Incentive mechanism doesn't work on Arbitrum

[hats-bug-reporter[bot]]

Github username: -- Twitter username: https://twitter.com/windhustler Submission hash (on-chain): 0x5affa9ba62c91d0fa1e633b336f88d94167b33dcca92ae9c5e0ab3e26af0f213 Severity: high

Description: Description\ The incentive structure is broken on Arbitrum. The relayer is getting underpaid for the work he's doing. As the main point of the codebase is to provide incentives and it doesn't work on Arbitrum, I'm marking this as high severity.

Attack Scenario\ Gas on Arbitrum is handled differently than on other chains.

Here is an explanation of how gas works on Arbitrum: https://docs.arbitrum.io/devs-how-tos/how-to-estimate-gas.

The summary is that the transaction fee is a function of:

• Gas price of L2(Arbitrum).
• Gas used on L2(Arbitrum).
• L1 price per byte of data.
• Size of the calldata.

This is the formula used to compute the transaction fee:

L1 Estimated Cost (L1C) = L1 price per byte of data (L1P) * Size of data to be posted in bytes (L1S)

Extra Buffer (B) = L1 Estimated Cost (L1C) / L2 Gas Price (P)

TXFEES = P * (L2G + ((L1P * L1S) / P))

* _Supplied entries_:

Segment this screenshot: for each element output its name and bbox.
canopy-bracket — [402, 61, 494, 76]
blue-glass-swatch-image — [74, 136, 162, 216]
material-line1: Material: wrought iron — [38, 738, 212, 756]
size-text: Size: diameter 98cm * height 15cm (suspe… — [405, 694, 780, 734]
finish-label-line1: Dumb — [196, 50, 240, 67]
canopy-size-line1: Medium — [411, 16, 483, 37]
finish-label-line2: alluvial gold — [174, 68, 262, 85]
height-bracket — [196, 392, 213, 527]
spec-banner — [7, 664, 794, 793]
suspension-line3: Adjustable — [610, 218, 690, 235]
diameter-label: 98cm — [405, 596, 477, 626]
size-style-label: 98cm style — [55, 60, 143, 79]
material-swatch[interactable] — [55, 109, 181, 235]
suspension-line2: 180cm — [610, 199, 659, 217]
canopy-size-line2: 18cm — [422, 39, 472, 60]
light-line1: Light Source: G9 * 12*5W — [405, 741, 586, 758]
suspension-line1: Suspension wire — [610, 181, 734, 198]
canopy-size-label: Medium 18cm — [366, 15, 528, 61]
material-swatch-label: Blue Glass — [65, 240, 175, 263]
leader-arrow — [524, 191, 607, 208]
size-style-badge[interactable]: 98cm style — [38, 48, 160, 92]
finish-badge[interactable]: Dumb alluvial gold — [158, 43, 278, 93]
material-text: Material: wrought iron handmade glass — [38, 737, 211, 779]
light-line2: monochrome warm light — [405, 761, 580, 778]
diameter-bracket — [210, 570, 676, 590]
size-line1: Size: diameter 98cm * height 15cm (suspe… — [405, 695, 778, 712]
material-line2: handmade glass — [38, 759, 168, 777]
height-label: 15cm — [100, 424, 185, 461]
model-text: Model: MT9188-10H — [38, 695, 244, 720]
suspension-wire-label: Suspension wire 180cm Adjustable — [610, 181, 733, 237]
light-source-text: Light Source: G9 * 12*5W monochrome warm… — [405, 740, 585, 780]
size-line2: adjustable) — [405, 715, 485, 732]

* _Aim_: In the bug report on Arbitrum incentives, what four quantities determine the transaction fee on Arbitrum?

* _Full answer_: The L2 (Arbitrum) gas price, the gas used on L2, the L1 price per byte of data, and the size of the calldata.